What you need to do:
Output the lines of the entries below beginning at the one with "Transcribe the text in this document." and ending with the last, exactly as written and without pictures.

[Stored entries]
##########

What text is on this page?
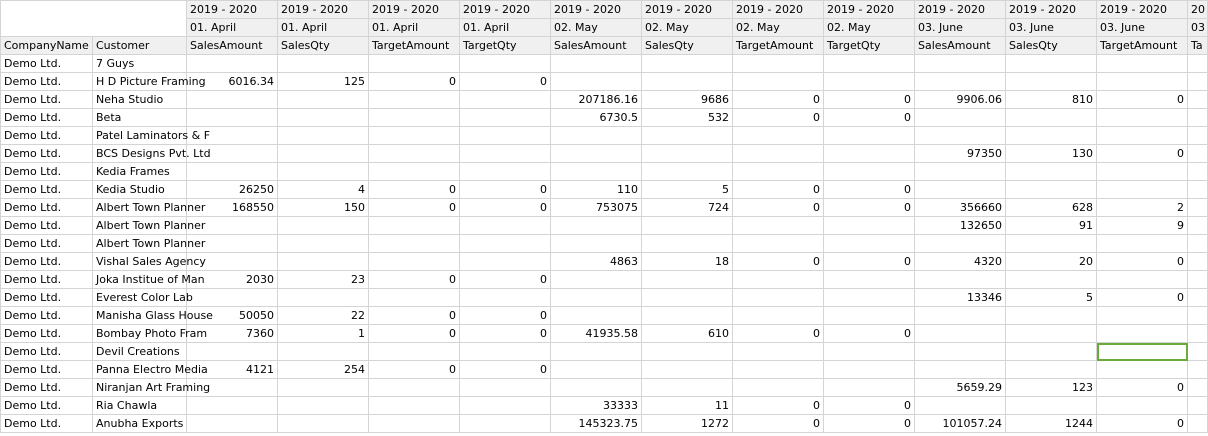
		2019 - 2020	2019 - 2020	2019 - 2020	2019 - 2020	2019 - 2020	2019 - 2020	2019 - 2020	2019 - 2020	2019 - 2020	2019 - 2020	2019 - 2020	20
		01. April	01. April	01. April	01. April	02. May	02. May	02. May	02. May	03. June	03. June	03. June	03
CompanyName	Customer	SalesAmount	SalesQty	TargetAmount	TargetQty	SalesAmount	SalesQty	TargetAmount	TargetQty	SalesAmount	SalesQty	TargetAmount	Ta
Demo Ltd.	7 Guys												
Demo Ltd.	H D Picture Framing	6016.34	125	0	0								
Demo Ltd.	Neha Studio					207186.16	9686	0	0	9906.06	810	0	
Demo Ltd.	Beta					6730.5	532	0	0				
Demo Ltd.	Patel Laminators & F												
Demo Ltd.	BCS Designs Pvt. Ltd									97350	130	0	
Demo Ltd.	Kedia Frames												
Demo Ltd.	Kedia Studio	26250	4	0	0	110	5	0	0				
Demo Ltd.	Albert Town Planner	168550	150	0	0	753075	724	0	0	356660	628	2	
Demo Ltd.	Albert Town Planner									132650	91	9	
Demo Ltd.	Albert Town Planner												
Demo Ltd.	Vishal Sales Agency					4863	18	0	0	4320	20	0	
Demo Ltd.	Joka Institue of Man	2030	23	0	0								
Demo Ltd.	Everest Color Lab									13346	5	0	
Demo Ltd.	Manisha Glass House	50050	22	0	0								
Demo Ltd.	Bombay Photo Fram	7360	1	0	0	41935.58	610	0	0				
Demo Ltd.	Devil Creations												
Demo Ltd.	Panna Electro Media	4121	254	0	0								
Demo Ltd.	Niranjan Art Framing									5659.29	123	0	
Demo Ltd.	Ria Chawla					33333	11	0	0				
Demo Ltd.	Anubha Exports					145323.75	1272	0	0	101057.24	1244	0	
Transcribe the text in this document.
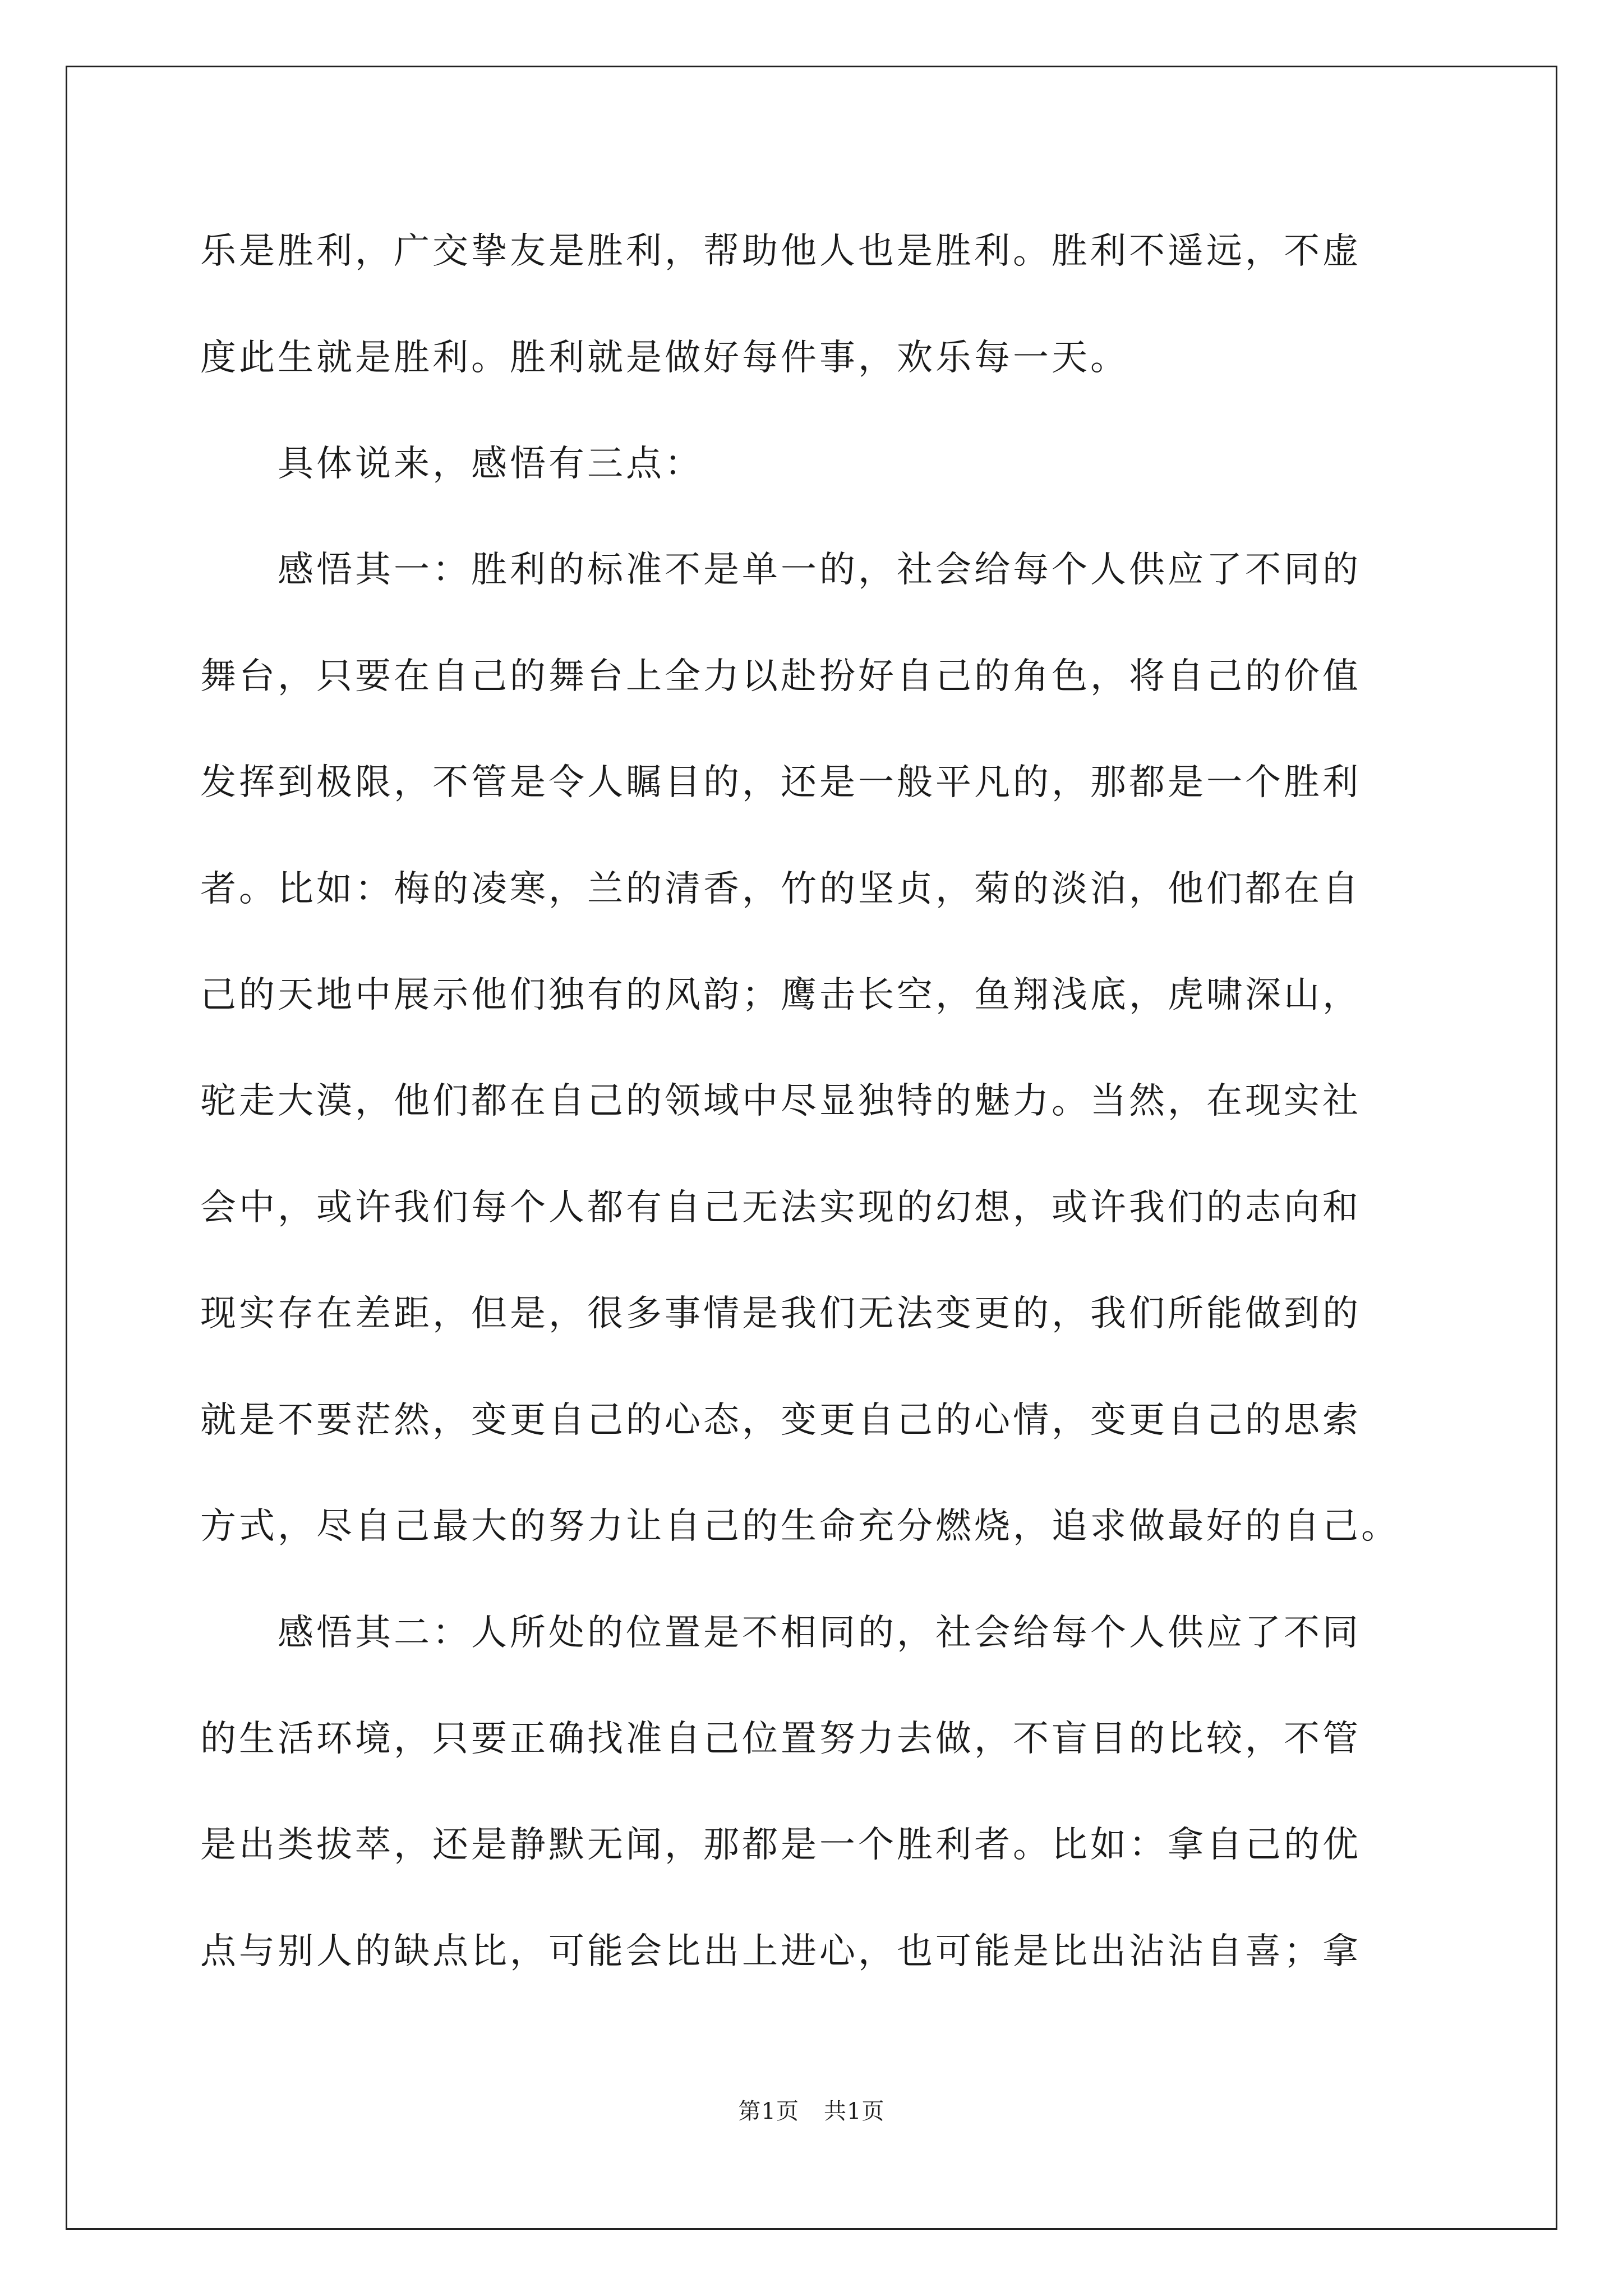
乐是胜利，广交挚友是胜利，帮助他人也是胜利。胜利不遥远，不虚
度此生就是胜利。胜利就是做好每件事，欢乐每一天。
　　具体说来，感悟有三点：
　　感悟其一：胜利的标准不是单一的，社会给每个人供应了不同的
舞台，只要在自己的舞台上全力以赴扮好自己的角色，将自己的价值
发挥到极限，不管是令人瞩目的，还是一般平凡的，那都是一个胜利
者。比如：梅的凌寒，兰的清香，竹的坚贞，菊的淡泊，他们都在自
己的天地中展示他们独有的风韵；鹰击长空，鱼翔浅底，虎啸深山，
驼走大漠，他们都在自己的领域中尽显独特的魅力。当然，在现实社
会中，或许我们每个人都有自己无法实现的幻想，或许我们的志向和
现实存在差距，但是，很多事情是我们无法变更的，我们所能做到的
就是不要茫然，变更自己的心态，变更自己的心情，变更自己的思索
方式，尽自己最大的努力让自己的生命充分燃烧，追求做最好的自己。
　　感悟其二：人所处的位置是不相同的，社会给每个人供应了不同
的生活环境，只要正确找准自己位置努力去做，不盲目的比较，不管
是出类拔萃，还是静默无闻，那都是一个胜利者。比如：拿自己的优
点与别人的缺点比，可能会比出上进心，也可能是比出沾沾自喜；拿
第1页 共1页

##########

Output of the exercise:
Transcribe the text in this document.
乐是胜利，广交挚友是胜利，帮助他人也是胜利。胜利不遥远，不虚
度此生就是胜利。胜利就是做好每件事，欢乐每一天。
　　具体说来，感悟有三点：
　　感悟其一：胜利的标准不是单一的，社会给每个人供应了不同的
舞台，只要在自己的舞台上全力以赴扮好自己的角色，将自己的价值
发挥到极限，不管是令人瞩目的，还是一般平凡的，那都是一个胜利
者。比如：梅的凌寒，兰的清香，竹的坚贞，菊的淡泊，他们都在自
己的天地中展示他们独有的风韵；鹰击长空，鱼翔浅底，虎啸深山，
驼走大漠，他们都在自己的领域中尽显独特的魅力。当然，在现实社
会中，或许我们每个人都有自己无法实现的幻想，或许我们的志向和
现实存在差距，但是，很多事情是我们无法变更的，我们所能做到的
就是不要茫然，变更自己的心态，变更自己的心情，变更自己的思索
方式，尽自己最大的努力让自己的生命充分燃烧，追求做最好的自己。
　　感悟其二：人所处的位置是不相同的，社会给每个人供应了不同
的生活环境，只要正确找准自己位置努力去做，不盲目的比较，不管
是出类拔萃，还是静默无闻，那都是一个胜利者。比如：拿自己的优
点与别人的缺点比，可能会比出上进心，也可能是比出沾沾自喜；拿
第1页 共1页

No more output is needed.